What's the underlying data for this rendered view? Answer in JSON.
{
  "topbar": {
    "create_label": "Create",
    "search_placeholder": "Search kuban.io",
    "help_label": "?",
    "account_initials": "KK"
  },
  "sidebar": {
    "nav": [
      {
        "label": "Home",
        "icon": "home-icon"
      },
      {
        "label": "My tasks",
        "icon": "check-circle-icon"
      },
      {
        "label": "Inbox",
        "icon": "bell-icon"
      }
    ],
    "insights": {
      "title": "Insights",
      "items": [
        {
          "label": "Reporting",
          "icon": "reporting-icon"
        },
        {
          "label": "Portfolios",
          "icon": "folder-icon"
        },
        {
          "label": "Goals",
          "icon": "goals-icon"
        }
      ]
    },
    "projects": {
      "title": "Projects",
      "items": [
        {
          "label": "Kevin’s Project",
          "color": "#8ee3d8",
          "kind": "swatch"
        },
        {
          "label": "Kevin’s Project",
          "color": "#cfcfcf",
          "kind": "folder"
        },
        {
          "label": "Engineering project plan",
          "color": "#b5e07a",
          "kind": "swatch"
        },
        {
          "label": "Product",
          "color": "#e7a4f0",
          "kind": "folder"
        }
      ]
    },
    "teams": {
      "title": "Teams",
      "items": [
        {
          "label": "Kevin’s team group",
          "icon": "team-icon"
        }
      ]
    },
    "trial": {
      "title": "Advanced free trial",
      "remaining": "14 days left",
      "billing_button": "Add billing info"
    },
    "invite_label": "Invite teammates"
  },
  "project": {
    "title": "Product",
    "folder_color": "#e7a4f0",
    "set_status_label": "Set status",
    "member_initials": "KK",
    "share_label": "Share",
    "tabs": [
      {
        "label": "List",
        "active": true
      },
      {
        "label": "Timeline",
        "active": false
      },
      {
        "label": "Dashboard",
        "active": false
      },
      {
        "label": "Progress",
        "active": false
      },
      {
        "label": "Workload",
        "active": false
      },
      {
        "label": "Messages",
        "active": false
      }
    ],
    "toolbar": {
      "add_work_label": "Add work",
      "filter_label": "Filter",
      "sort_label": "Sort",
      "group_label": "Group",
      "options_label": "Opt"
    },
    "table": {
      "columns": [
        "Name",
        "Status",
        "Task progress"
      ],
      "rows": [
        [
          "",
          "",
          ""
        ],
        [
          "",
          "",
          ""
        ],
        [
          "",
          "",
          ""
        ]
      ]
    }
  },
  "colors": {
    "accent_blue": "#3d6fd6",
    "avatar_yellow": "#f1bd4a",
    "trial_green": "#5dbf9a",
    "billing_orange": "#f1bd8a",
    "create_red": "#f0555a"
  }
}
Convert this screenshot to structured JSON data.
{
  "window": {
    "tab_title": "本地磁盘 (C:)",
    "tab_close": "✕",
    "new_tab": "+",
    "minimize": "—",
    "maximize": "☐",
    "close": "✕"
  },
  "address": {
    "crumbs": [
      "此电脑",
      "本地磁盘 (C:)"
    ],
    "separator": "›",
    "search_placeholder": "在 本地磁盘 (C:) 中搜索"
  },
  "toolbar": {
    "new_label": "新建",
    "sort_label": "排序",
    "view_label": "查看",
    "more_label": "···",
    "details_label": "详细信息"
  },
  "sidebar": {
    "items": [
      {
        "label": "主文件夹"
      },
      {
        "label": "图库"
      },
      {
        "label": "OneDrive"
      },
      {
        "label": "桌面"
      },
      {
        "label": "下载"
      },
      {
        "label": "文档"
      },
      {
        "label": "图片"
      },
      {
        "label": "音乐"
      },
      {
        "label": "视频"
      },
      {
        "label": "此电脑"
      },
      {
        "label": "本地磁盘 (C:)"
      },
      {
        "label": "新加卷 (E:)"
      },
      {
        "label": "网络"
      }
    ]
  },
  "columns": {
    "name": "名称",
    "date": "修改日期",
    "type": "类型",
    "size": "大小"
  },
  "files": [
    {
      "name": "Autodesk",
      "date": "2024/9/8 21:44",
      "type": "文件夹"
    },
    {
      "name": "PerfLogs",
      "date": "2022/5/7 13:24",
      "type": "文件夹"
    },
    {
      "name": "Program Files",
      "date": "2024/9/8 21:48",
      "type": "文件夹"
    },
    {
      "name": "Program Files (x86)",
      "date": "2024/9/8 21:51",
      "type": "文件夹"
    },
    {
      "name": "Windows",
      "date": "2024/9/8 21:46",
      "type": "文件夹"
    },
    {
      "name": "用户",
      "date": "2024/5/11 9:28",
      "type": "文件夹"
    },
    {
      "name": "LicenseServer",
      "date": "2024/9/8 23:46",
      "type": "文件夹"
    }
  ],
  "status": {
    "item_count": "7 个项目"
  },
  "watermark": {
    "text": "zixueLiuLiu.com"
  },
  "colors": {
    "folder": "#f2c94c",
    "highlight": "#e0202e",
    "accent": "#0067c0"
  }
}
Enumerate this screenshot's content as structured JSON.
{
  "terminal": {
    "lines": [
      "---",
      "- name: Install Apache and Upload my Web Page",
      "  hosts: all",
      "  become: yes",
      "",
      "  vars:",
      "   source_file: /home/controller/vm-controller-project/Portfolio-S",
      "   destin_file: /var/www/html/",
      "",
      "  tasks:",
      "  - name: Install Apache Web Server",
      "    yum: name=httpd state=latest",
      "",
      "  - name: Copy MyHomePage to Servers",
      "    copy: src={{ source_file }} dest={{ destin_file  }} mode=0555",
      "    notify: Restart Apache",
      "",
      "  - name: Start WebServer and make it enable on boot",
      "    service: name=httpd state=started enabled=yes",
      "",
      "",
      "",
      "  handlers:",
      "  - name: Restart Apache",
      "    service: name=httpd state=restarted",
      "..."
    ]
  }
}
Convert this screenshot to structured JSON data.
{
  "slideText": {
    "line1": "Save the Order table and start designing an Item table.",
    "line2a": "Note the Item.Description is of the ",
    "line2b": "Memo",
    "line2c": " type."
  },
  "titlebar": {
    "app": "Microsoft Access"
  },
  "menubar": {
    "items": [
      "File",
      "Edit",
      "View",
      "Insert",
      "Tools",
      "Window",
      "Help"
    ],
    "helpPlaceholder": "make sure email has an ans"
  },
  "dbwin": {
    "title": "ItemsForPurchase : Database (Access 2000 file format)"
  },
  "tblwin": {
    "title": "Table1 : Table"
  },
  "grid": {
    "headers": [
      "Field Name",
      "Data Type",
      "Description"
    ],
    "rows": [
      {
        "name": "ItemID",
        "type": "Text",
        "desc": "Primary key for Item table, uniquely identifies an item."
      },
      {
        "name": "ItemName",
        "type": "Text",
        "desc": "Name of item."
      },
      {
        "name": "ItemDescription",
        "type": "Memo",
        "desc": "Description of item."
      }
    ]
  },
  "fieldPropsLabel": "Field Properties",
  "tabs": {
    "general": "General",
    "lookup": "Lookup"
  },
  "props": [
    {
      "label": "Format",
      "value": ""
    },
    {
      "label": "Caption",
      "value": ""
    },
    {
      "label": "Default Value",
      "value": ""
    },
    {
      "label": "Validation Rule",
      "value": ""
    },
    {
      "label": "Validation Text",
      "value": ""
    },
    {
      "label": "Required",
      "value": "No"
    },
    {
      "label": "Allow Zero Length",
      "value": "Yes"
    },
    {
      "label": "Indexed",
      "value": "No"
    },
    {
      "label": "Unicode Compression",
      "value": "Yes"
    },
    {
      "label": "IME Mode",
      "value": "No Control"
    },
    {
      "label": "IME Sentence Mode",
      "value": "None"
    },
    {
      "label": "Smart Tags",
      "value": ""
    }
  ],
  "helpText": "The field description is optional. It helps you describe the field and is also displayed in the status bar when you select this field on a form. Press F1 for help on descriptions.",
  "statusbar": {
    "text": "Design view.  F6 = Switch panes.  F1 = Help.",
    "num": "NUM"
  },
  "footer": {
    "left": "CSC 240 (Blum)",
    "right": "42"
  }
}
---------------
- [Problem to work on] Make a verbatim copy of every entry shown above.

- [Correct result]
What's the underlying data for this rendered view? Answer in JSON.
{
  "topbar": {
    "create_label": "Create",
    "search_placeholder": "Search kuban.io",
    "help_label": "?",
    "account_initials": "KK"
  },
  "sidebar": {
    "nav": [
      {
        "label": "Home",
        "icon": "home-icon"
      },
      {
        "label": "My tasks",
        "icon": "check-circle-icon"
      },
      {
        "label": "Inbox",
        "icon": "bell-icon"
      }
    ],
    "insights": {
      "title": "Insights",
      "items": [
        {
          "label": "Reporting",
          "icon": "reporting-icon"
        },
        {
          "label": "Portfolios",
          "icon": "folder-icon"
        },
        {
          "label": "Goals",
          "icon": "goals-icon"
        }
      ]
    },
    "projects": {
      "title": "Projects",
      "items": [
        {
          "label": "Kevin’s Project",
          "color": "#8ee3d8",
          "kind": "swatch"
        },
        {
          "label": "Kevin’s Project",
          "color": "#cfcfcf",
          "kind": "folder"
        },
        {
          "label": "Engineering project plan",
          "color": "#b5e07a",
          "kind": "swatch"
        },
        {
          "label": "Product",
          "color": "#e7a4f0",
          "kind": "folder"
        }
      ]
    },
    "teams": {
      "title": "Teams",
      "items": [
        {
          "label": "Kevin’s team group",
          "icon": "team-icon"
        }
      ]
    },
    "trial": {
      "title": "Advanced free trial",
      "remaining": "14 days left",
      "billing_button": "Add billing info"
    },
    "invite_label": "Invite teammates"
  },
  "project": {
    "title": "Product",
    "folder_color": "#e7a4f0",
    "set_status_label": "Set status",
    "member_initials": "KK",
    "share_label": "Share",
    "tabs": [
      {
        "label": "List",
        "active": true
      },
      {
        "label": "Timeline",
        "active": false
      },
      {
        "label": "Dashboard",
        "active": false
      },
      {
        "label": "Progress",
        "active": false
      },
      {
        "label": "Workload",
        "active": false
      },
      {
        "label": "Messages",
        "active": false
      }
    ],
    "toolbar": {
      "add_work_label": "Add work",
      "filter_label": "Filter",
      "sort_label": "Sort",
      "group_label": "Group",
      "options_label": "Opt"
    },
    "table": {
      "columns": [
        "Name",
        "Status",
        "Task progress"
      ],
      "rows": [
        [
          "",
          "",
          ""
        ],
        [
          "",
          "",
          ""
        ],
        [
          "",
          "",
          ""
        ]
      ]
    }
  },
  "colors": {
    "accent_blue": "#3d6fd6",
    "avatar_yellow": "#f1bd4a",
    "trial_green": "#5dbf9a",
    "billing_orange": "#f1bd8a",
    "create_red": "#f0555a"
  }
}
Convert this screenshot to structured JSON data.
{
  "window": {
    "tab_title": "本地磁盘 (C:)",
    "tab_close": "✕",
    "new_tab": "+",
    "minimize": "—",
    "maximize": "☐",
    "close": "✕"
  },
  "address": {
    "crumbs": [
      "此电脑",
      "本地磁盘 (C:)"
    ],
    "separator": "›",
    "search_placeholder": "在 本地磁盘 (C:) 中搜索"
  },
  "toolbar": {
    "new_label": "新建",
    "sort_label": "排序",
    "view_label": "查看",
    "more_label": "···",
    "details_label": "详细信息"
  },
  "sidebar": {
    "items": [
      {
        "label": "主文件夹"
      },
      {
        "label": "图库"
      },
      {
        "label": "OneDrive"
      },
      {
        "label": "桌面"
      },
      {
        "label": "下载"
      },
      {
        "label": "文档"
      },
      {
        "label": "图片"
      },
      {
        "label": "音乐"
      },
      {
        "label": "视频"
      },
      {
        "label": "此电脑"
      },
      {
        "label": "本地磁盘 (C:)"
      },
      {
        "label": "新加卷 (E:)"
      },
      {
        "label": "网络"
      }
    ]
  },
  "columns": {
    "name": "名称",
    "date": "修改日期",
    "type": "类型",
    "size": "大小"
  },
  "files": [
    {
      "name": "Autodesk",
      "date": "2024/9/8 21:44",
      "type": "文件夹"
    },
    {
      "name": "PerfLogs",
      "date": "2022/5/7 13:24",
      "type": "文件夹"
    },
    {
      "name": "Program Files",
      "date": "2024/9/8 21:48",
      "type": "文件夹"
    },
    {
      "name": "Program Files (x86)",
      "date": "2024/9/8 21:51",
      "type": "文件夹"
    },
    {
      "name": "Windows",
      "date": "2024/9/8 21:46",
      "type": "文件夹"
    },
    {
      "name": "用户",
      "date": "2024/5/11 9:28",
      "type": "文件夹"
    },
    {
      "name": "LicenseServer",
      "date": "2024/9/8 23:46",
      "type": "文件夹"
    }
  ],
  "status": {
    "item_count": "7 个项目"
  },
  "watermark": {
    "text": "zixueLiuLiu.com"
  },
  "colors": {
    "folder": "#f2c94c",
    "highlight": "#e0202e",
    "accent": "#0067c0"
  }
}
Enumerate this screenshot's content as structured JSON.
{
  "terminal": {
    "lines": [
      "---",
      "- name: Install Apache and Upload my Web Page",
      "  hosts: all",
      "  become: yes",
      "",
      "  vars:",
      "   source_file: /home/controller/vm-controller-project/Portfolio-S",
      "   destin_file: /var/www/html/",
      "",
      "  tasks:",
      "  - name: Install Apache Web Server",
      "    yum: name=httpd state=latest",
      "",
      "  - name: Copy MyHomePage to Servers",
      "    copy: src={{ source_file }} dest={{ destin_file  }} mode=0555",
      "    notify: Restart Apache",
      "",
      "  - name: Start WebServer and make it enable on boot",
      "    service: name=httpd state=started enabled=yes",
      "",
      "",
      "",
      "  handlers:",
      "  - name: Restart Apache",
      "    service: name=httpd state=restarted",
      "..."
    ]
  }
}
Convert this screenshot to structured JSON data.
{
  "slideText": {
    "line1": "Save the Order table and start designing an Item table.",
    "line2a": "Note the Item.Description is of the ",
    "line2b": "Memo",
    "line2c": " type."
  },
  "titlebar": {
    "app": "Microsoft Access"
  },
  "menubar": {
    "items": [
      "File",
      "Edit",
      "View",
      "Insert",
      "Tools",
      "Window",
      "Help"
    ],
    "helpPlaceholder": "make sure email has an ans"
  },
  "dbwin": {
    "title": "ItemsForPurchase : Database (Access 2000 file format)"
  },
  "tblwin": {
    "title": "Table1 : Table"
  },
  "grid": {
    "headers": [
      "Field Name",
      "Data Type",
      "Description"
    ],
    "rows": [
      {
        "name": "ItemID",
        "type": "Text",
        "desc": "Primary key for Item table, uniquely identifies an item."
      },
      {
        "name": "ItemName",
        "type": "Text",
        "desc": "Name of item."
      },
      {
        "name": "ItemDescription",
        "type": "Memo",
        "desc": "Description of item."
      }
    ]
  },
  "fieldPropsLabel": "Field Properties",
  "tabs": {
    "general": "General",
    "lookup": "Lookup"
  },
  "props": [
    {
      "label": "Format",
      "value": ""
    },
    {
      "label": "Caption",
      "value": ""
    },
    {
      "label": "Default Value",
      "value": ""
    },
    {
      "label": "Validation Rule",
      "value": ""
    },
    {
      "label": "Validation Text",
      "value": ""
    },
    {
      "label": "Required",
      "value": "No"
    },
    {
      "label": "Allow Zero Length",
      "value": "Yes"
    },
    {
      "label": "Indexed",
      "value": "No"
    },
    {
      "label": "Unicode Compression",
      "value": "Yes"
    },
    {
      "label": "IME Mode",
      "value": "No Control"
    },
    {
      "label": "IME Sentence Mode",
      "value": "None"
    },
    {
      "label": "Smart Tags",
      "value": ""
    }
  ],
  "helpText": "The field description is optional. It helps you describe the field and is also displayed in the status bar when you select this field on a form. Press F1 for help on descriptions.",
  "statusbar": {
    "text": "Design view.  F6 = Switch panes.  F1 = Help.",
    "num": "NUM"
  },
  "footer": {
    "left": "CSC 240 (Blum)",
    "right": "42"
  }
}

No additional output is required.